→ **WRITTEN INSTRUCTION**: Could you transcribe the material below exactly, without leaving out a single line?

──────── ENTRIES ────────

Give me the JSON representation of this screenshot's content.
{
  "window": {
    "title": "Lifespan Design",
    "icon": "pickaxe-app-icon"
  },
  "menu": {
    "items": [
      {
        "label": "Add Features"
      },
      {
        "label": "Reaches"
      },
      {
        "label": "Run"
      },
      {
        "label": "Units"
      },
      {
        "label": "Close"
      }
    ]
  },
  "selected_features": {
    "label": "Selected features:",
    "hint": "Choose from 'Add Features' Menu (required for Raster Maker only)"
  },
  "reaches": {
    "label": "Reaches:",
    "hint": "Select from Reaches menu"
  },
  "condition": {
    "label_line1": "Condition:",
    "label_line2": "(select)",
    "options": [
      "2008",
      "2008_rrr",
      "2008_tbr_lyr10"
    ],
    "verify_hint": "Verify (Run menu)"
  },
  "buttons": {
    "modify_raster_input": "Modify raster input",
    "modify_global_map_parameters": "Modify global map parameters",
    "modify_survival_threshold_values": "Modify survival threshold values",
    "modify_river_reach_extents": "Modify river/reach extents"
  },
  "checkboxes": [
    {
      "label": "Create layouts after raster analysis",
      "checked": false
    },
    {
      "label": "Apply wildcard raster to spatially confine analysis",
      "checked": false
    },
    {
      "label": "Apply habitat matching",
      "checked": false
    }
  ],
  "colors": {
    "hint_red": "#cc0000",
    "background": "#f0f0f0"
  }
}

────────

→ **OUTPUT FOR THIS TASK**:
Give me the JSON representation of this screenshot's content.
{
  "window": {
    "title": "Lifespan Design",
    "icon": "pickaxe-app-icon"
  },
  "menu": {
    "items": [
      {
        "label": "Add Features"
      },
      {
        "label": "Reaches"
      },
      {
        "label": "Run"
      },
      {
        "label": "Units"
      },
      {
        "label": "Close"
      }
    ]
  },
  "selected_features": {
    "label": "Selected features:",
    "hint": "Choose from 'Add Features' Menu (required for Raster Maker only)"
  },
  "reaches": {
    "label": "Reaches:",
    "hint": "Select from Reaches menu"
  },
  "condition": {
    "label_line1": "Condition:",
    "label_line2": "(select)",
    "options": [
      "2008",
      "2008_rrr",
      "2008_tbr_lyr10"
    ],
    "verify_hint": "Verify (Run menu)"
  },
  "buttons": {
    "modify_raster_input": "Modify raster input",
    "modify_global_map_parameters": "Modify global map parameters",
    "modify_survival_threshold_values": "Modify survival threshold values",
    "modify_river_reach_extents": "Modify river/reach extents"
  },
  "checkboxes": [
    {
      "label": "Create layouts after raster analysis",
      "checked": false
    },
    {
      "label": "Apply wildcard raster to spatially confine analysis",
      "checked": false
    },
    {
      "label": "Apply habitat matching",
      "checked": false
    }
  ],
  "colors": {
    "hint_red": "#cc0000",
    "background": "#f0f0f0"
  }
}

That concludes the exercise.